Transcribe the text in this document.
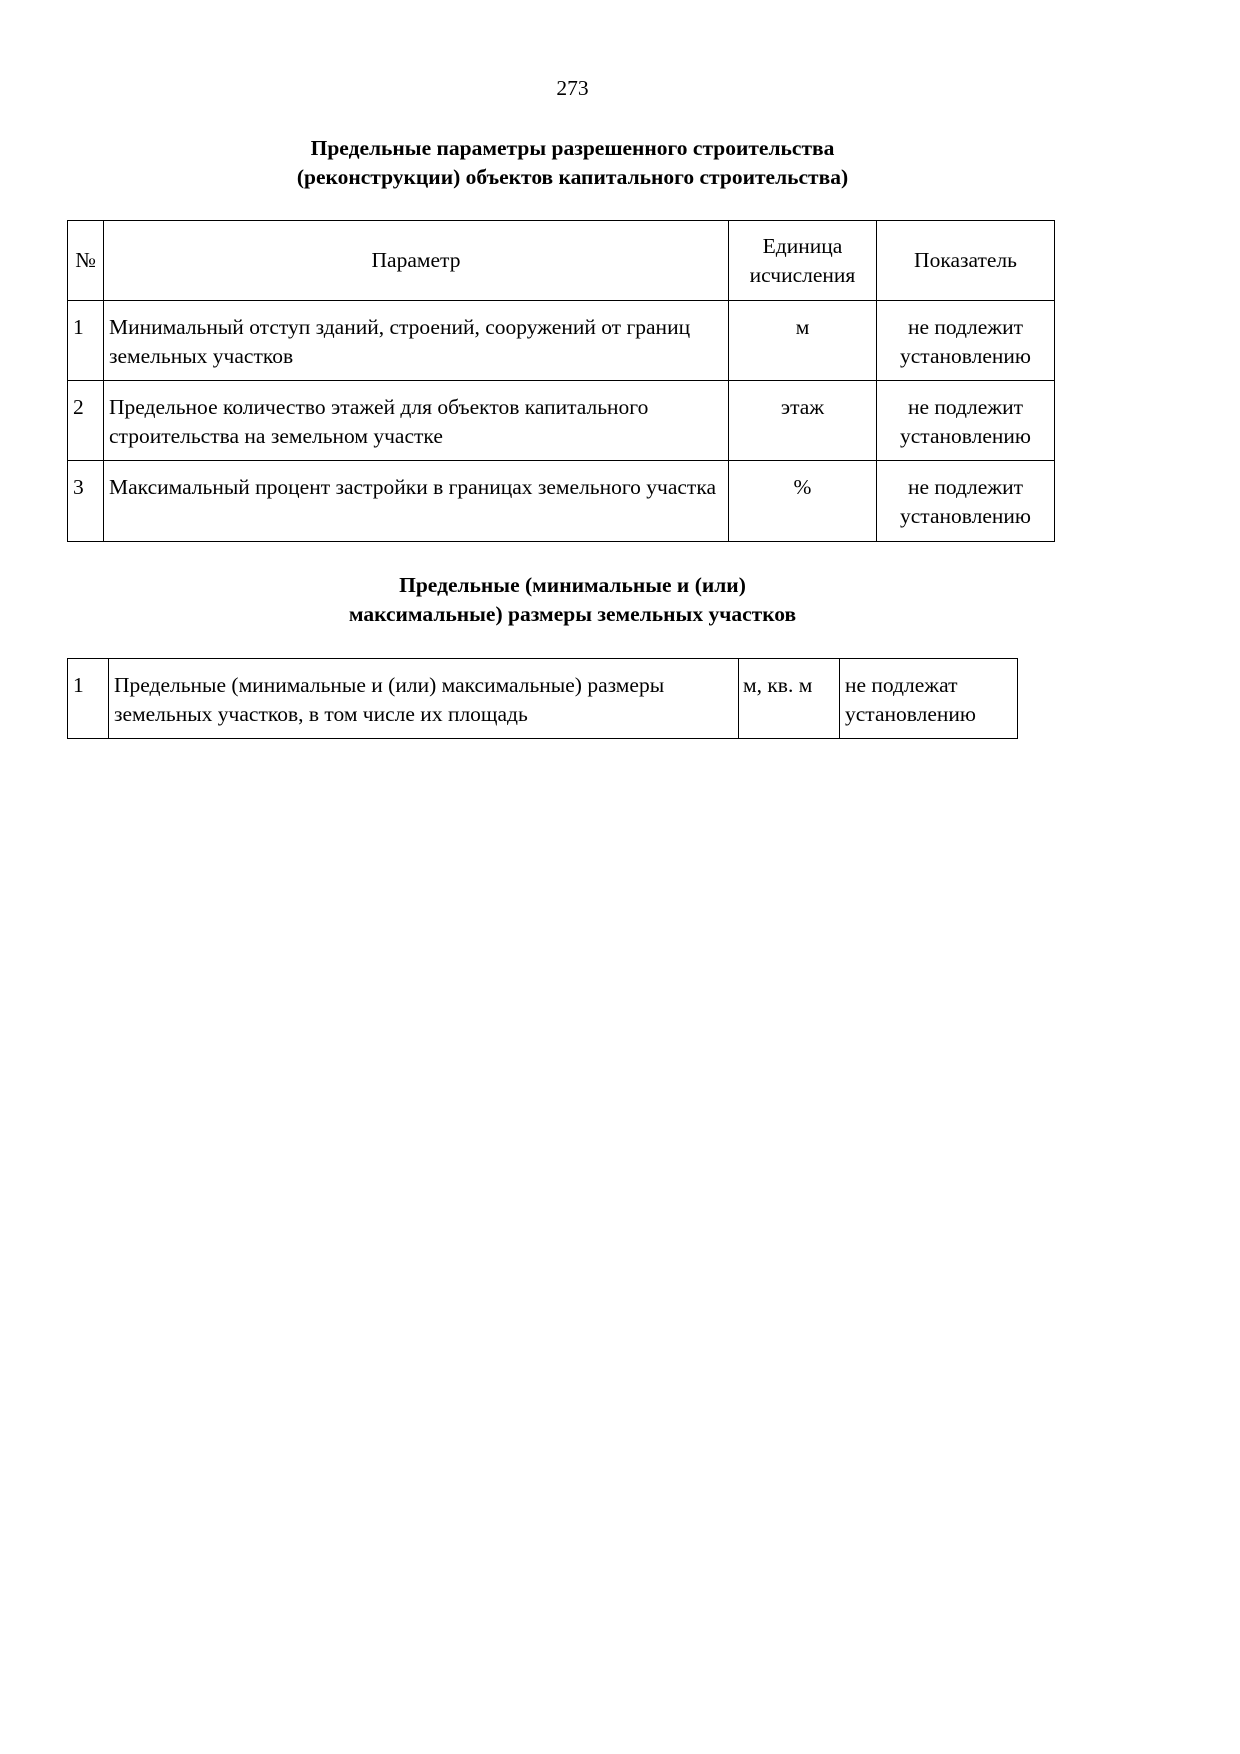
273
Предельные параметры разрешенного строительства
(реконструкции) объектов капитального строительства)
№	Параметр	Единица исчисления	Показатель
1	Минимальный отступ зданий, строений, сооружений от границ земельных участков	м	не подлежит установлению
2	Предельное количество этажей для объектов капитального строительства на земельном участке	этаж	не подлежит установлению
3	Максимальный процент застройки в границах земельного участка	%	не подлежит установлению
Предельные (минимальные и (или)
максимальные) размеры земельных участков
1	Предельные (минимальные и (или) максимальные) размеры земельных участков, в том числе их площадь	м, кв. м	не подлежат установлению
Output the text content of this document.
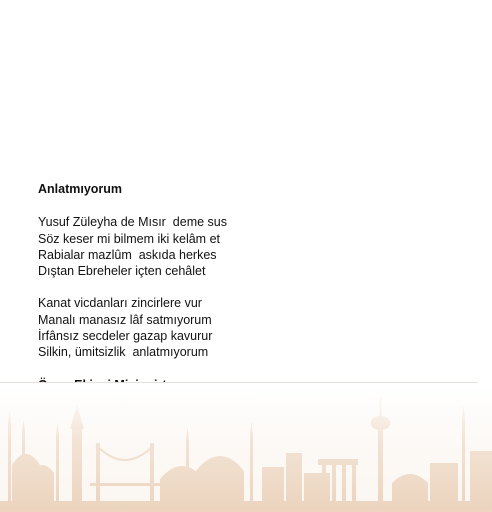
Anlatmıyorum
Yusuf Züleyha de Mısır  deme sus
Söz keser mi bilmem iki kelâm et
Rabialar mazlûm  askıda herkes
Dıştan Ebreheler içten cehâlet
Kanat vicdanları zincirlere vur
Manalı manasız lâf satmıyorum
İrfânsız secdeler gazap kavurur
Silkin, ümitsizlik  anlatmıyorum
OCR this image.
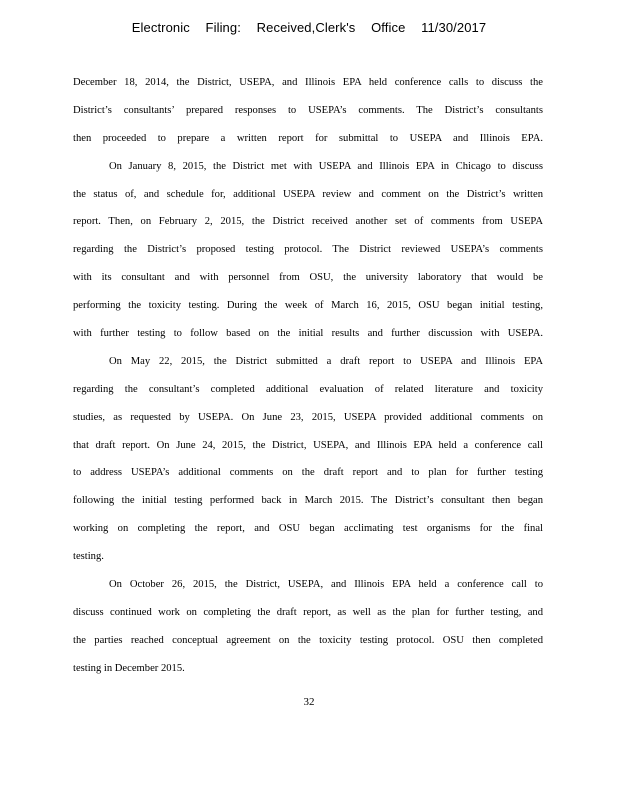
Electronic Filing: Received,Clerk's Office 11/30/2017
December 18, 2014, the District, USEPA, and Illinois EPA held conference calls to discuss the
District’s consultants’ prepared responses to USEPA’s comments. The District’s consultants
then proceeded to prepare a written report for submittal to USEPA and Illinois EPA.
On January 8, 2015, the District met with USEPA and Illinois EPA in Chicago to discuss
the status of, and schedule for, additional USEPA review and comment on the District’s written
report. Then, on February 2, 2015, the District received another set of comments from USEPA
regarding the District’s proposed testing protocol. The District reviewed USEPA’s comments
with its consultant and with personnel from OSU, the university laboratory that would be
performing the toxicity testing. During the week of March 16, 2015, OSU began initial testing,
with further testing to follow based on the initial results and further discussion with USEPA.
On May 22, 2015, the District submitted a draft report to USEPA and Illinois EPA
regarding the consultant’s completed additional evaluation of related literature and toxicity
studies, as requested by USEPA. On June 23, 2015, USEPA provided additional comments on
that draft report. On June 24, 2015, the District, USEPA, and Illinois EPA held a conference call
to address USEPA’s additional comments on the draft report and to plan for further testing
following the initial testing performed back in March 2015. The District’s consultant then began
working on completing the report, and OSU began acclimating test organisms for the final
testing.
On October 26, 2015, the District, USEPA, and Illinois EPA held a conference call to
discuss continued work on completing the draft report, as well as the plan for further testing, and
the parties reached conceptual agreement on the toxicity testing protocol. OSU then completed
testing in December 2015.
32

· · · · ·

§ **Goal of the exercise**: Copy out every line in the entries above that holds "капитального".

§ **Problem solution**:
(реконструкции) объектов капитального строительства)
2	Предельное количество этажей для объектов капитального строительства на земельном участке	этаж	не подлежит установлению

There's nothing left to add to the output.